→ WHAT THE EXERCISE ASKS
Exclude the pictures and return every line exactly as written.

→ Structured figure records

########################################

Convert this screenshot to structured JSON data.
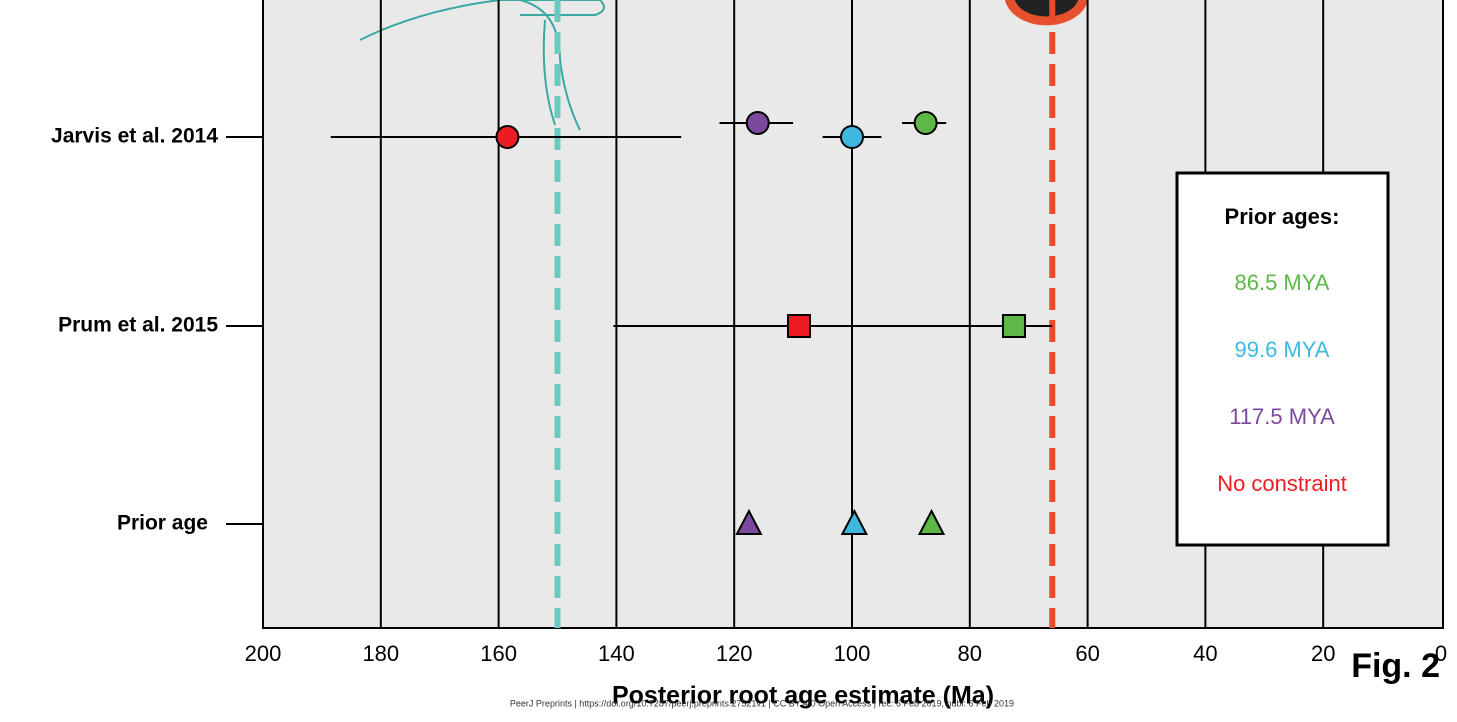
{
  "chart_data": {
    "type": "scatter",
    "categories": [
      "Jarvis et al. 2014",
      "Prum et al. 2015",
      "Prior age"
    ],
    "markers": [
      "circle",
      "square",
      "triangle"
    ],
    "xlabel": "Posterior root age estimate (Ma)",
    "xlim": [
      200,
      0
    ],
    "xticks": [
      200,
      180,
      160,
      140,
      120,
      100,
      80,
      60,
      40,
      20,
      0
    ],
    "grid": true,
    "legend_title": "Prior ages:",
    "series": [
      {
        "name": "86.5 MYA",
        "color": "#5db848",
        "values": [
          87.5,
          72.5,
          86.5
        ],
        "x_low": [
          91.5,
          78.5,
          null
        ],
        "x_high": [
          84,
          66,
          null
        ]
      },
      {
        "name": "99.6 MYA",
        "color": "#3fb8e0",
        "values": [
          100,
          null,
          99.6
        ],
        "x_low": [
          105,
          null,
          null
        ],
        "x_high": [
          95,
          null,
          null
        ]
      },
      {
        "name": "117.5 MYA",
        "color": "#7b4a9c",
        "values": [
          116,
          null,
          117.5
        ],
        "x_low": [
          122.5,
          null,
          null
        ],
        "x_high": [
          110,
          null,
          null
        ]
      },
      {
        "name": "No constraint",
        "color": "#ed1c24",
        "values": [
          158.5,
          109,
          null
        ],
        "x_low": [
          188.5,
          140.5,
          null
        ],
        "x_high": [
          129,
          77,
          null
        ]
      }
    ],
    "reference_lines": [
      {
        "value": 150,
        "color": "#6cc9c0"
      },
      {
        "value": 66,
        "color": "#ec4b2a"
      }
    ],
    "figure_label": "Fig. 2",
    "footer": "PeerJ Preprints | https://doi.org/10.7287/peerj.preprints.27521v1 | CC BY 4.0 Open Access | rec: 6 Feb 2019, publ: 6 Feb 2019"
  }
}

########################################

→ WRITTEN SOLUTION
Convert this screenshot to structured JSON data.
{
  "chart_data": {
    "type": "scatter",
    "categories": [
      "Jarvis et al. 2014",
      "Prum et al. 2015",
      "Prior age"
    ],
    "markers": [
      "circle",
      "square",
      "triangle"
    ],
    "xlabel": "Posterior root age estimate (Ma)",
    "xlim": [
      200,
      0
    ],
    "xticks": [
      200,
      180,
      160,
      140,
      120,
      100,
      80,
      60,
      40,
      20,
      0
    ],
    "grid": true,
    "legend_title": "Prior ages:",
    "series": [
      {
        "name": "86.5 MYA",
        "color": "#5db848",
        "values": [
          87.5,
          72.5,
          86.5
        ],
        "x_low": [
          91.5,
          78.5,
          null
        ],
        "x_high": [
          84,
          66,
          null
        ]
      },
      {
        "name": "99.6 MYA",
        "color": "#3fb8e0",
        "values": [
          100,
          null,
          99.6
        ],
        "x_low": [
          105,
          null,
          null
        ],
        "x_high": [
          95,
          null,
          null
        ]
      },
      {
        "name": "117.5 MYA",
        "color": "#7b4a9c",
        "values": [
          116,
          null,
          117.5
        ],
        "x_low": [
          122.5,
          null,
          null
        ],
        "x_high": [
          110,
          null,
          null
        ]
      },
      {
        "name": "No constraint",
        "color": "#ed1c24",
        "values": [
          158.5,
          109,
          null
        ],
        "x_low": [
          188.5,
          140.5,
          null
        ],
        "x_high": [
          129,
          77,
          null
        ]
      }
    ],
    "reference_lines": [
      {
        "value": 150,
        "color": "#6cc9c0"
      },
      {
        "value": 66,
        "color": "#ec4b2a"
      }
    ],
    "figure_label": "Fig. 2",
    "footer": "PeerJ Preprints | https://doi.org/10.7287/peerj.preprints.27521v1 | CC BY 4.0 Open Access | rec: 6 Feb 2019, publ: 6 Feb 2019"
  }
}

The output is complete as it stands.